> _Task description_:
In the listing below, pick out lines with "default".

>> START

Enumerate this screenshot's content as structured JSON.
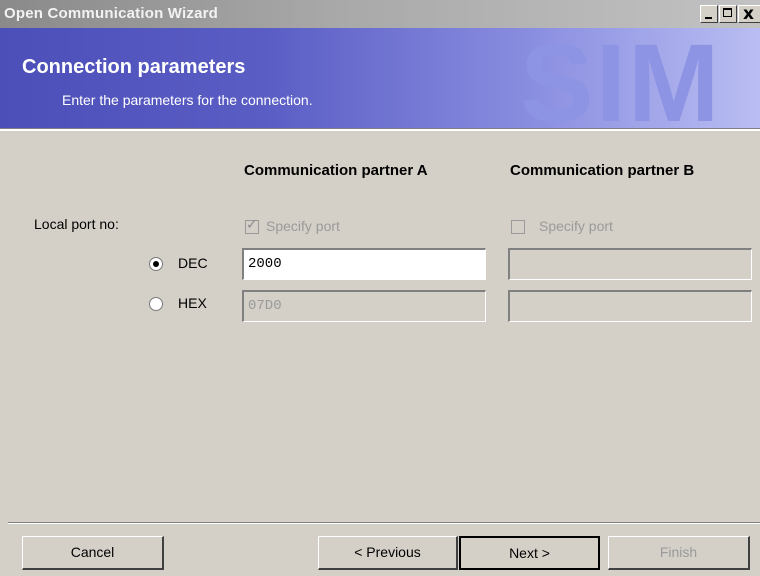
{
  "window": {
    "title": "Open Communication Wizard",
    "close_glyph": "x"
  },
  "header": {
    "title": "Connection parameters",
    "subtitle": "Enter the parameters for the connection.",
    "watermark": "SIM"
  },
  "columns": {
    "a": "Communication partner A",
    "b": "Communication partner B"
  },
  "local_port": {
    "label": "Local port no:",
    "partner_a": {
      "specify_port_label": "Specify port",
      "specify_port_checked": true,
      "dec_value": "2000",
      "hex_value": "07D0"
    },
    "partner_b": {
      "specify_port_label": "Specify port",
      "specify_port_checked": false,
      "dec_value": "",
      "hex_value": ""
    },
    "format": {
      "dec_label": "DEC",
      "hex_label": "HEX",
      "selected": "DEC"
    }
  },
  "buttons": {
    "cancel": "Cancel",
    "previous": "< Previous",
    "next": "Next >",
    "finish": "Finish"
  },
  "colors": {
    "dialog_bg": "#d4d0c8",
    "banner_start": "#4c4fb8",
    "banner_end": "#b9bdf2",
    "disabled_text": "#9a9a9a"
  }
}
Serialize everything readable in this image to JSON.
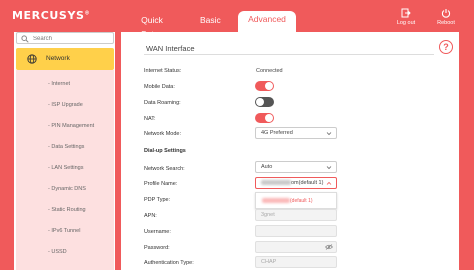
{
  "header": {
    "logo": "MERCUSYS",
    "tabs": {
      "quick_setup": "Quick Setup",
      "basic": "Basic",
      "advanced": "Advanced"
    },
    "log_out": "Log out",
    "reboot": "Reboot"
  },
  "sidebar": {
    "search_placeholder": "Search",
    "section": "Network",
    "items": [
      "Internet",
      "ISP Upgrade",
      "PIN Management",
      "Data Settings",
      "LAN Settings",
      "Dynamic DNS",
      "Static Routing",
      "IPv6 Tunnel",
      "USSD"
    ]
  },
  "panel": {
    "title": "WAN Interface",
    "internet_status_label": "Internet Status:",
    "internet_status_value": "Connected",
    "mobile_data_label": "Mobile Data:",
    "mobile_data_on": true,
    "data_roaming_label": "Data Roaming:",
    "data_roaming_on": false,
    "nat_label": "NAT:",
    "nat_on": true,
    "network_mode_label": "Network Mode:",
    "network_mode_value": "4G Preferred",
    "dialup_heading": "Dial-up Settings",
    "network_search_label": "Network Search:",
    "network_search_value": "Auto",
    "profile_name_label": "Profile Name:",
    "profile_name_suffix": "om(default 1)",
    "profile_option_suffix": "(default 1)",
    "pdp_type_label": "PDP Type:",
    "apn_label": "APN:",
    "apn_value": "3gnet",
    "username_label": "Username:",
    "password_label": "Password:",
    "auth_type_label": "Authentication Type:",
    "auth_type_value": "CHAP"
  },
  "colors": {
    "brand": "#f05a5b",
    "nav_active": "#ffd04a",
    "subnav_bg": "#fde0e0"
  }
}
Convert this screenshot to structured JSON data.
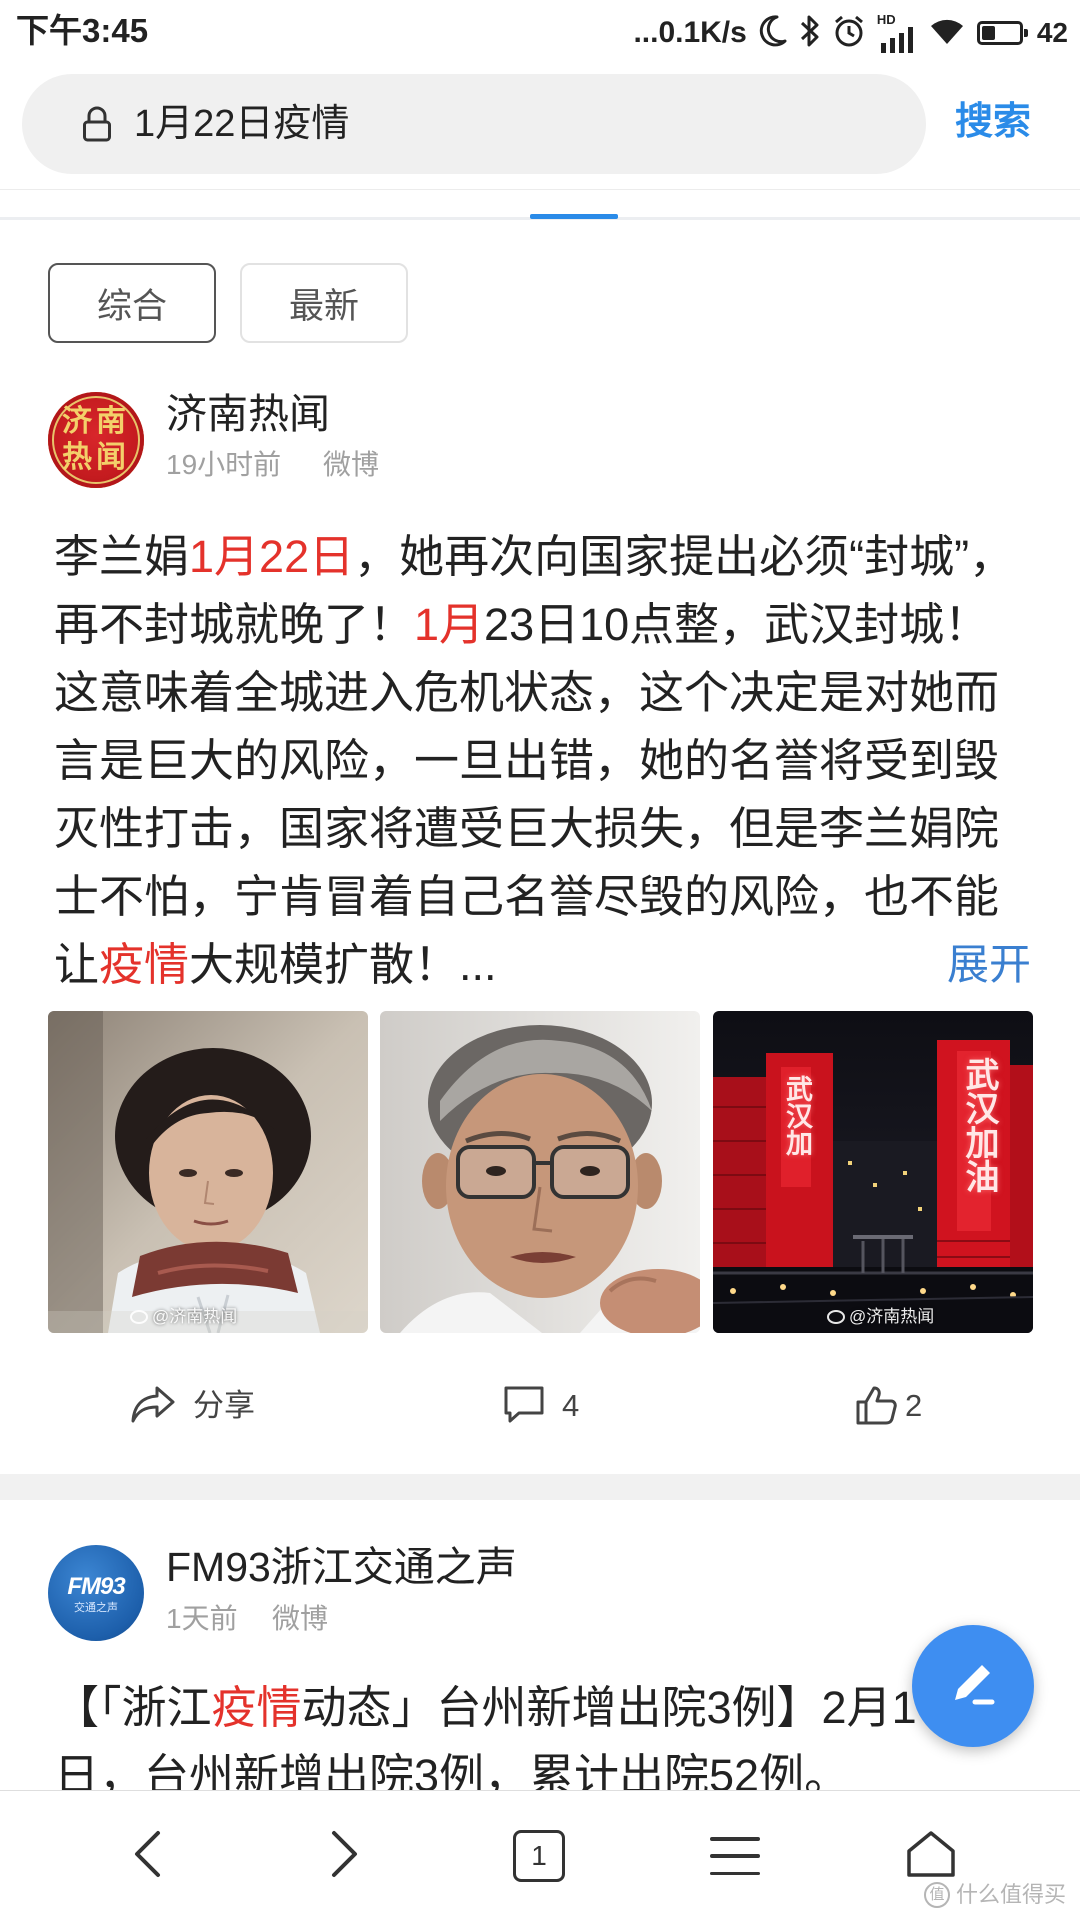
{
  "status_bar": {
    "time": "下午3:45",
    "network_speed": "...0.1K/s",
    "hd_label": "HD",
    "battery_level": "42"
  },
  "search": {
    "query": "1月22日疫情",
    "submit_label": "搜索"
  },
  "filters": [
    {
      "label": "综合",
      "selected": true
    },
    {
      "label": "最新",
      "selected": false
    }
  ],
  "posts": [
    {
      "author": "济南热闻",
      "avatar_lines": [
        "济南",
        "热闻"
      ],
      "time": "19小时前",
      "source": "微博",
      "lines": [
        [
          {
            "text": "李兰娟"
          },
          {
            "text": "1月22日",
            "highlight": true
          },
          {
            "text": "，她再次向国家提出必须“封城”，"
          }
        ],
        [
          {
            "text": "再不封城就晚了！"
          },
          {
            "text": "1月",
            "highlight": true
          },
          {
            "text": "23日10点整，武汉封城！"
          }
        ],
        [
          {
            "text": "这意味着全城进入危机状态，这个决定是对她而"
          }
        ],
        [
          {
            "text": "言是巨大的风险，一旦出错，她的名誉将受到毁"
          }
        ],
        [
          {
            "text": "灭性打击，国家将遭受巨大损失，但是李兰娟院"
          }
        ],
        [
          {
            "text": "士不怕，宁肯冒着自己名誉尽毁的风险，也不能"
          }
        ],
        [
          {
            "text": "让"
          },
          {
            "text": "疫情",
            "highlight": true
          },
          {
            "text": "大规模扩散！..."
          }
        ]
      ],
      "expand_label": "展开",
      "images": [
        {
          "watermark": "@济南热闻"
        },
        {},
        {
          "watermark": "@济南热闻",
          "signs": [
            "武汉加",
            "武汉加油"
          ]
        }
      ],
      "actions": {
        "share_label": "分享",
        "comment_count": "4",
        "like_count": "2"
      }
    },
    {
      "author": "FM93浙江交通之声",
      "avatar_logo": "FM93",
      "avatar_subtitle": "交通之声",
      "time": "1天前",
      "source": "微博",
      "lines": [
        [
          {
            "text": "【「浙江"
          },
          {
            "text": "疫情",
            "highlight": true
          },
          {
            "text": "动态」台州新增出院3例】2月1"
          }
        ],
        [
          {
            "text": "日，台州新增出院3例，累计出院52例。"
          }
        ]
      ]
    }
  ],
  "bottom_nav": {
    "tab_count": "1"
  },
  "site_watermark": {
    "badge": "值",
    "brand": "什么值得买"
  },
  "colors": {
    "accent": "#2a8be8",
    "highlight": "#e4322b",
    "fab": "#3e8ef1",
    "avatar_red": "#c41b1f",
    "avatar_blue": "#1d5fab"
  }
}
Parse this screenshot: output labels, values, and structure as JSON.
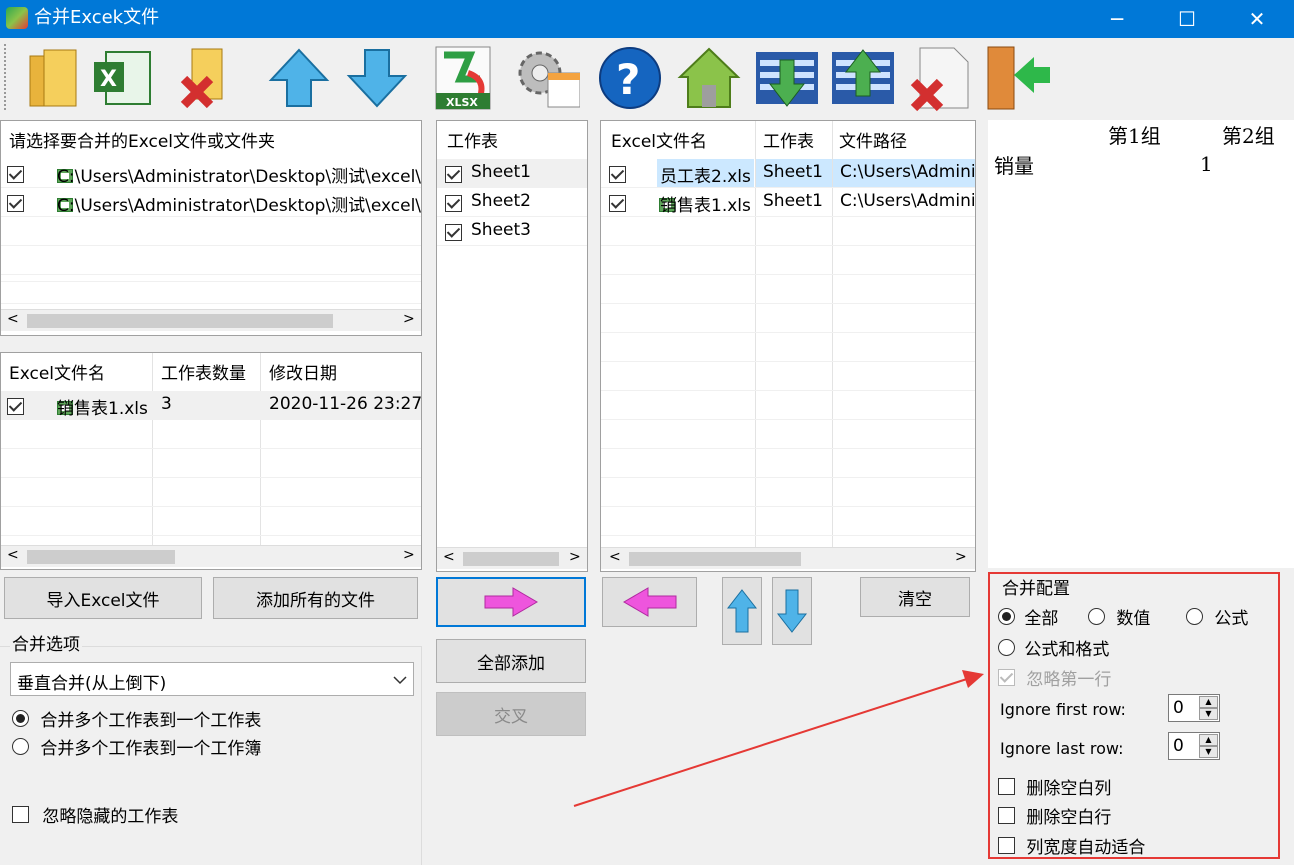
{
  "window": {
    "title": "合并Excek文件",
    "minimize": "─",
    "maximize": "☐",
    "close": "✕"
  },
  "toolbar": {
    "items": [
      "open-folder-icon",
      "excel-file-icon",
      "remove-folder-icon",
      "move-up-icon",
      "move-down-icon",
      "xlsx-export-icon",
      "settings-icon",
      "help-icon",
      "home-icon",
      "import-list-icon",
      "export-list-icon",
      "delete-file-icon",
      "exit-door-icon"
    ],
    "xlsx_text": "XLSX"
  },
  "source": {
    "header": "请选择要合并的Excel文件或文件夹",
    "paths": [
      "C:\\Users\\Administrator\\Desktop\\测试\\excel\\员",
      "C:\\Users\\Administrator\\Desktop\\测试\\excel\\销"
    ]
  },
  "files": {
    "columns": [
      "Excel文件名",
      "工作表数量",
      "修改日期"
    ],
    "rows": [
      {
        "name": "销售表1.xls",
        "count": "3",
        "date": "2020-11-26 23:27:"
      }
    ]
  },
  "sheets": {
    "header": "工作表",
    "items": [
      "Sheet1",
      "Sheet2",
      "Sheet3"
    ]
  },
  "selected": {
    "columns": [
      "Excel文件名",
      "工作表",
      "文件路径"
    ],
    "rows": [
      {
        "file": "员工表2.xls",
        "sheet": "Sheet1",
        "path": "C:\\Users\\Admini"
      },
      {
        "file": "销售表1.xls",
        "sheet": "Sheet1",
        "path": "C:\\Users\\Admini"
      }
    ]
  },
  "preview": {
    "col1": "第1组",
    "col2": "第2组",
    "row_label": "销量",
    "row_value": "1"
  },
  "buttons": {
    "import": "导入Excel文件",
    "add_all_files": "添加所有的文件",
    "add_all": "全部添加",
    "cross": "交叉",
    "clear": "清空"
  },
  "merge_options": {
    "title": "合并选项",
    "mode": "垂直合并(从上倒下)",
    "radio1": "合并多个工作表到一个工作表",
    "radio2": "合并多个工作表到一个工作簿",
    "ignore_hidden": "忽略隐藏的工作表"
  },
  "config": {
    "title": "合并配置",
    "opt_all": "全部",
    "opt_value": "数值",
    "opt_formula": "公式",
    "opt_formula_format": "公式和格式",
    "ignore_first_line": "忽略第一行",
    "ignore_first_row_label": "Ignore first row:",
    "ignore_first_row_value": "0",
    "ignore_last_row_label": "Ignore last row:",
    "ignore_last_row_value": "0",
    "delete_blank_cols": "删除空白列",
    "delete_blank_rows": "删除空白行",
    "autofit": "列宽度自动适合"
  },
  "colors": {
    "titlebar": "#0078d7",
    "highlight": "#cce8ff",
    "annotation": "#e53935",
    "arrow_pink": "#ee55dd"
  }
}
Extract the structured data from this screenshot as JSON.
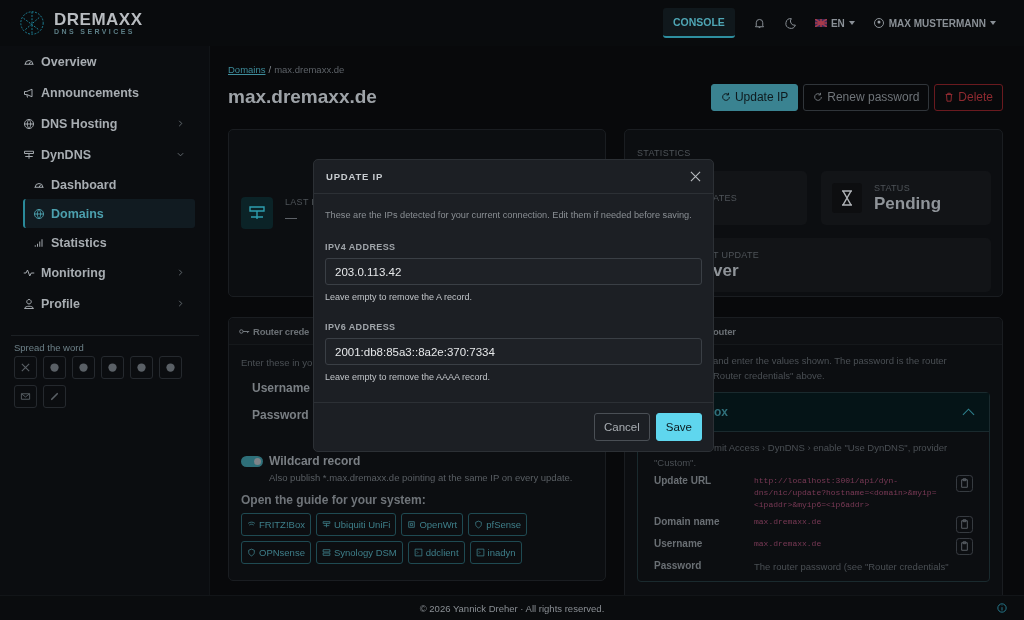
{
  "brand": {
    "name": "DREMAXX",
    "tagline": "DNS SERVICES"
  },
  "topbar": {
    "console": {
      "label": "CONSOLE",
      "selected": true
    },
    "language": "EN",
    "user": "MAX MUSTERMANN"
  },
  "sidebar": {
    "items": [
      {
        "label": "Overview",
        "kind": "link",
        "selected": false
      },
      {
        "label": "Announcements",
        "kind": "link",
        "selected": false
      },
      {
        "label": "DNS Hosting",
        "kind": "group",
        "expanded": false,
        "selected": false
      },
      {
        "label": "DynDNS",
        "kind": "group",
        "expanded": true,
        "selected": false,
        "children": [
          {
            "label": "Dashboard",
            "selected": false
          },
          {
            "label": "Domains",
            "selected": true
          },
          {
            "label": "Statistics",
            "selected": false
          }
        ]
      },
      {
        "label": "Monitoring",
        "kind": "group",
        "expanded": false,
        "selected": false
      },
      {
        "label": "Profile",
        "kind": "group",
        "expanded": false,
        "selected": false
      }
    ],
    "share_title": "Spread the word"
  },
  "breadcrumb": {
    "link": "Domains",
    "separator": "/",
    "current": "max.dremaxx.de"
  },
  "title": "max.dremaxx.de",
  "actions": [
    {
      "label": "Update IP",
      "kind": "primary"
    },
    {
      "label": "Renew password",
      "kind": "outline"
    },
    {
      "label": "Delete",
      "kind": "danger"
    }
  ],
  "ip_card": {
    "label": "LAST I",
    "value": "—"
  },
  "statistics": {
    "title": "STATISTICS",
    "tiles": [
      {
        "kind": "covered",
        "label": "ATES"
      },
      {
        "kind": "icon",
        "label": "STATUS",
        "value": "Pending"
      },
      {
        "kind": "covered",
        "label": "T UPDATE",
        "value": "ver"
      }
    ]
  },
  "credentials": {
    "title": "Router crede",
    "intro": "Enter these in yo",
    "fields": [
      "Username",
      "Password"
    ],
    "wildcard": {
      "label": "Wildcard record",
      "on": true,
      "hint": "Also publish *.max.dremaxx.de pointing at the same IP on every update."
    },
    "guides_title": "Open the guide for your system:",
    "guides": [
      "FRITZ!Box",
      "Ubiquiti UniFi",
      "OpenWrt",
      "pfSense",
      "OPNsense",
      "Synology DSM",
      "ddclient",
      "inadyn"
    ]
  },
  "setup": {
    "title": "outer",
    "intro_lines": [
      "and enter the values shown. The password is the router",
      "Router credentials\" above."
    ],
    "accordion": {
      "title": "ox",
      "expanded": true,
      "note": "mit Access › DynDNS › enable \"Use DynDNS\", provider \"Custom\".",
      "rows": [
        {
          "label": "Update URL",
          "kind": "code",
          "value": "http://localhost:3001/api/dyn-dns/nic/update?hostname=<domain>&myip=<ipaddr>&myip6=<ip6addr>"
        },
        {
          "label": "Domain name",
          "kind": "code",
          "value": "max.dremaxx.de"
        },
        {
          "label": "Username",
          "kind": "code",
          "value": "max.dremaxx.de"
        },
        {
          "label": "Password",
          "kind": "text",
          "value": "The router password (see \"Router credentials\""
        }
      ]
    }
  },
  "modal": {
    "title": "UPDATE IP",
    "intro": "These are the IPs detected for your current connection. Edit them if needed before saving.",
    "fields": [
      {
        "label": "IPV4 ADDRESS",
        "value": "203.0.113.42",
        "hint": "Leave empty to remove the A record."
      },
      {
        "label": "IPV6 ADDRESS",
        "value": "2001:db8:85a3::8a2e:370:7334",
        "hint": "Leave empty to remove the AAAA record."
      }
    ],
    "buttons": [
      {
        "label": "Cancel",
        "kind": "secondary"
      },
      {
        "label": "Save",
        "kind": "primary"
      }
    ]
  },
  "footer": "© 2026 Yannick Dreher · All rights reserved."
}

>> END

> _Answer to the task_:
    "profile_name_suffix": "om(default 1)",
    "profile_option_suffix": "(default 1)",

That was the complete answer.